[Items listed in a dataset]
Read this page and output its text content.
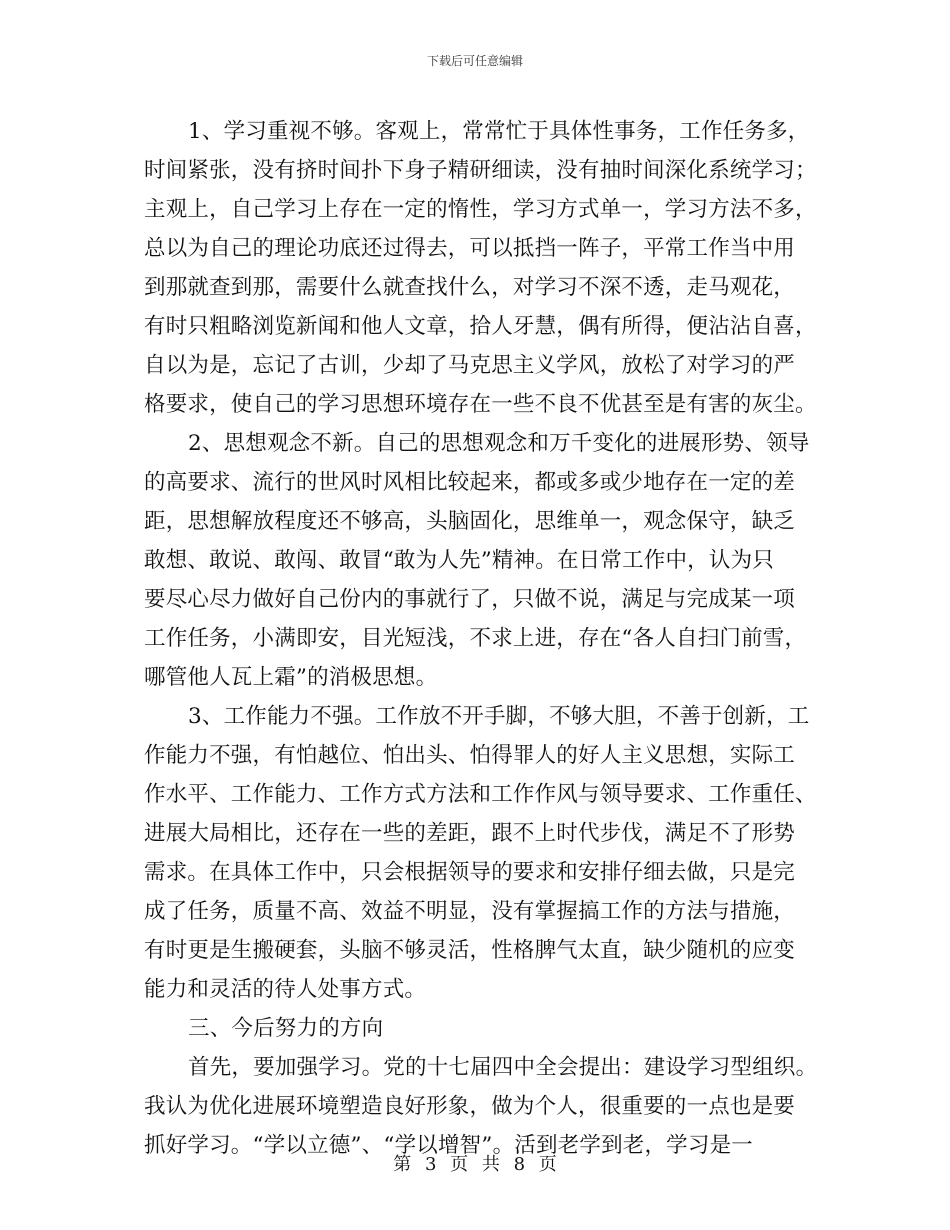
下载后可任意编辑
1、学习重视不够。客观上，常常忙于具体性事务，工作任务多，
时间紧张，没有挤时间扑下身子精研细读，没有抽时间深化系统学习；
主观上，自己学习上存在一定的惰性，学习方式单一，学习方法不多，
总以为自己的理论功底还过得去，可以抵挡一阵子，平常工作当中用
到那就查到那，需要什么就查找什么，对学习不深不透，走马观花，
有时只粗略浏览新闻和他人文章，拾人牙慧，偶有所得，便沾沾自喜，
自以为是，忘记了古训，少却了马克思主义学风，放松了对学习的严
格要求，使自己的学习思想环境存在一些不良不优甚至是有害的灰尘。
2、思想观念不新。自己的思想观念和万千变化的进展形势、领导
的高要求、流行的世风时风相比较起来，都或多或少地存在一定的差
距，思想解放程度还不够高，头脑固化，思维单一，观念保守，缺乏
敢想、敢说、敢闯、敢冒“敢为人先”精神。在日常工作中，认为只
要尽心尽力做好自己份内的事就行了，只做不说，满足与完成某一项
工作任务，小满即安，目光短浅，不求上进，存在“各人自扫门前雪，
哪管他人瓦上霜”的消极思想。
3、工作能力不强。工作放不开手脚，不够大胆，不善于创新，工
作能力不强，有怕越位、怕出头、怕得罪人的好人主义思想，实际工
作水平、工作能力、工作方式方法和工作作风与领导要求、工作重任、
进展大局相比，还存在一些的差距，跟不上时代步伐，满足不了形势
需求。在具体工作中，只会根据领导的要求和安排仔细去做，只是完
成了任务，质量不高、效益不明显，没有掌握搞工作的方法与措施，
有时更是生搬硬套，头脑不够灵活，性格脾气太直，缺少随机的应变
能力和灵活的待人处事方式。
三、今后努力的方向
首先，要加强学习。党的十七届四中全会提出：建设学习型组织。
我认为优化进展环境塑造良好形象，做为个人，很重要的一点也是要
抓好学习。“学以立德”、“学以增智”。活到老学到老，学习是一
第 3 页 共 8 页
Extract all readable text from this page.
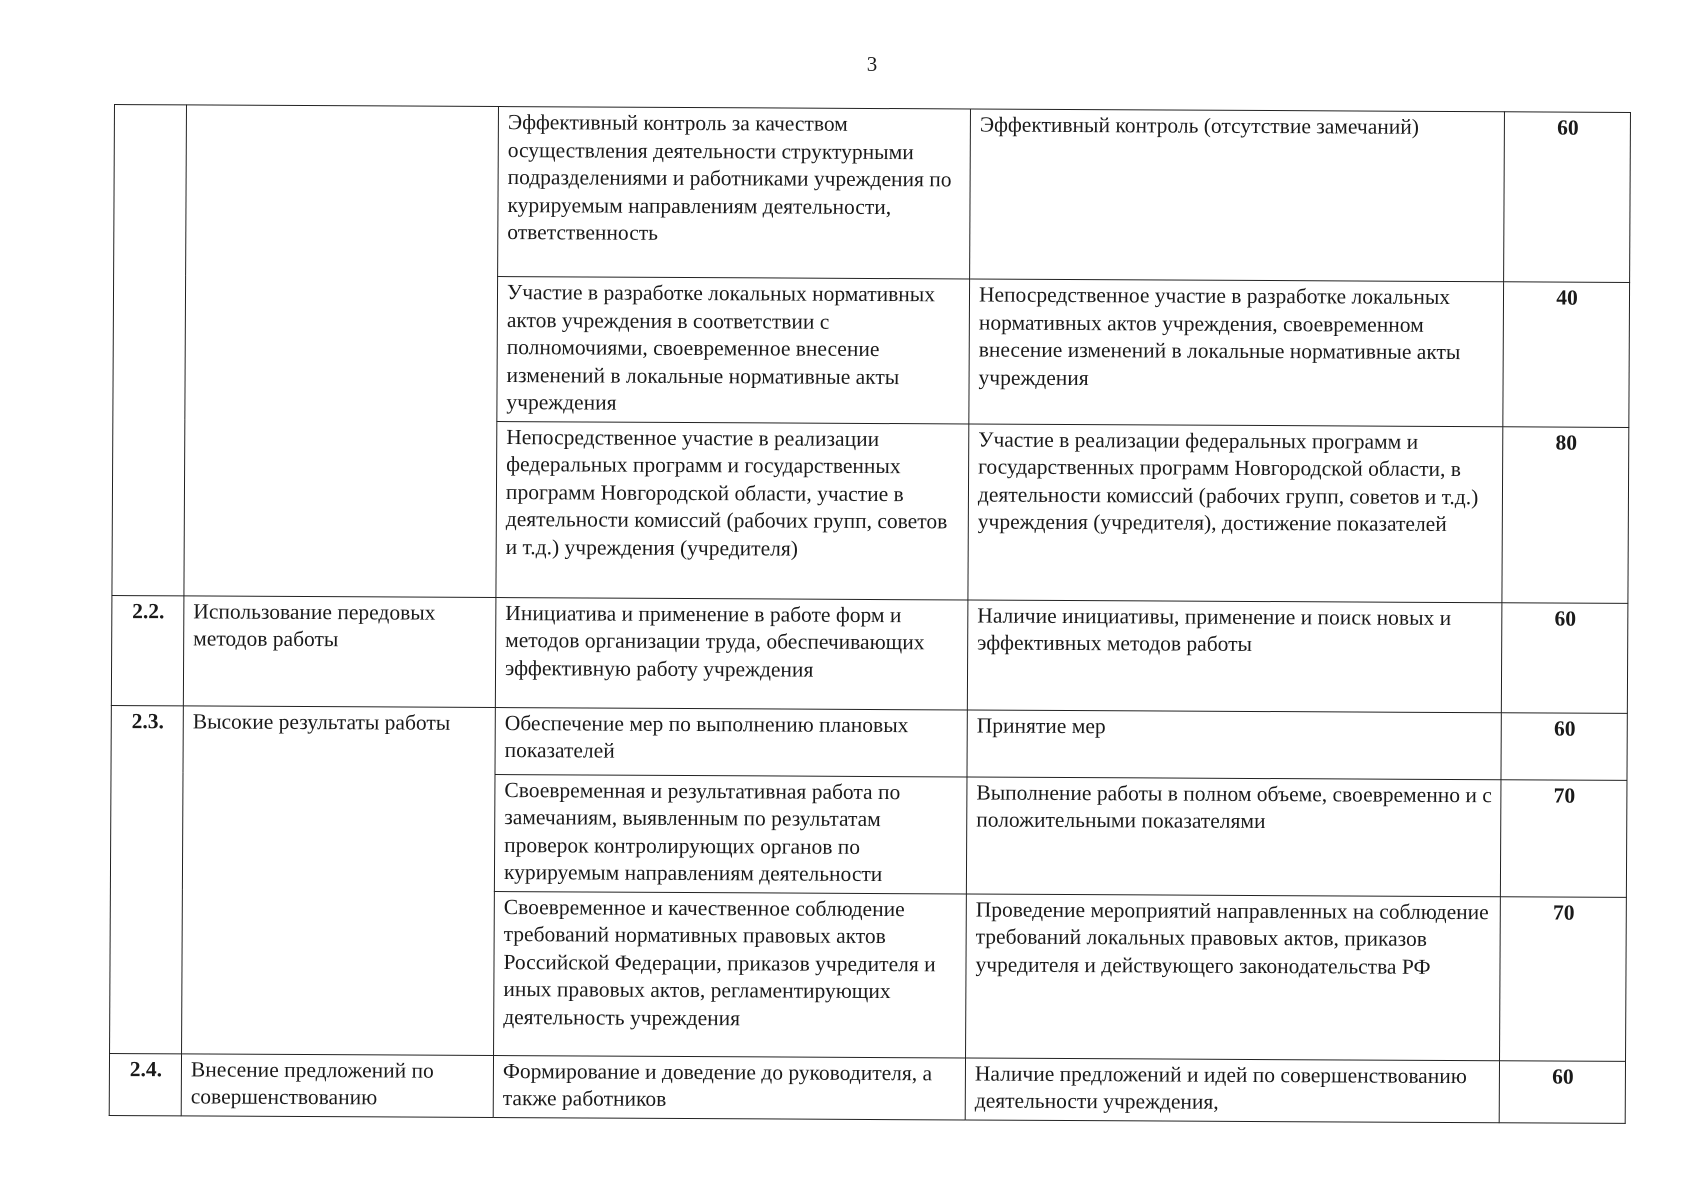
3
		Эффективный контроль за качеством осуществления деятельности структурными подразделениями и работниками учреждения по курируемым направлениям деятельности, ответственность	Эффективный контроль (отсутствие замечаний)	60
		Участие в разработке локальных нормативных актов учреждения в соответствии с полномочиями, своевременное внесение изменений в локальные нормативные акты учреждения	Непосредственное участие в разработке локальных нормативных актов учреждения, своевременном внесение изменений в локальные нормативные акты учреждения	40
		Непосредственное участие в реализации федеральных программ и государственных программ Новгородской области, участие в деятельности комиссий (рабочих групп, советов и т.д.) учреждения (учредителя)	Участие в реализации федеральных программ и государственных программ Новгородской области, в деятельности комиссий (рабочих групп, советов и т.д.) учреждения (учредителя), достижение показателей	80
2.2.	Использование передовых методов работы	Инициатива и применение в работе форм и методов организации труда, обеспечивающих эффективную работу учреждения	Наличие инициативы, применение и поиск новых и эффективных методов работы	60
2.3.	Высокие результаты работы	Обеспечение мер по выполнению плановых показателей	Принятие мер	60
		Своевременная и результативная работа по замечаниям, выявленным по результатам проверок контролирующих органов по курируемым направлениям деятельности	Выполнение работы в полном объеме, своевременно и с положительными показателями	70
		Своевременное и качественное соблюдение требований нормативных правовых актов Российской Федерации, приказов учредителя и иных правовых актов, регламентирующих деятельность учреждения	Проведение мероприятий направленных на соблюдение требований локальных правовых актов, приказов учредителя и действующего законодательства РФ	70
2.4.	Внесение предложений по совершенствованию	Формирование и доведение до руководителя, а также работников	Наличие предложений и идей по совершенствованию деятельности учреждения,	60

PROMPT. State how many lines of the listing above hold the word "актов", with nothing but the number.

EXERCISE OUTPUT. 2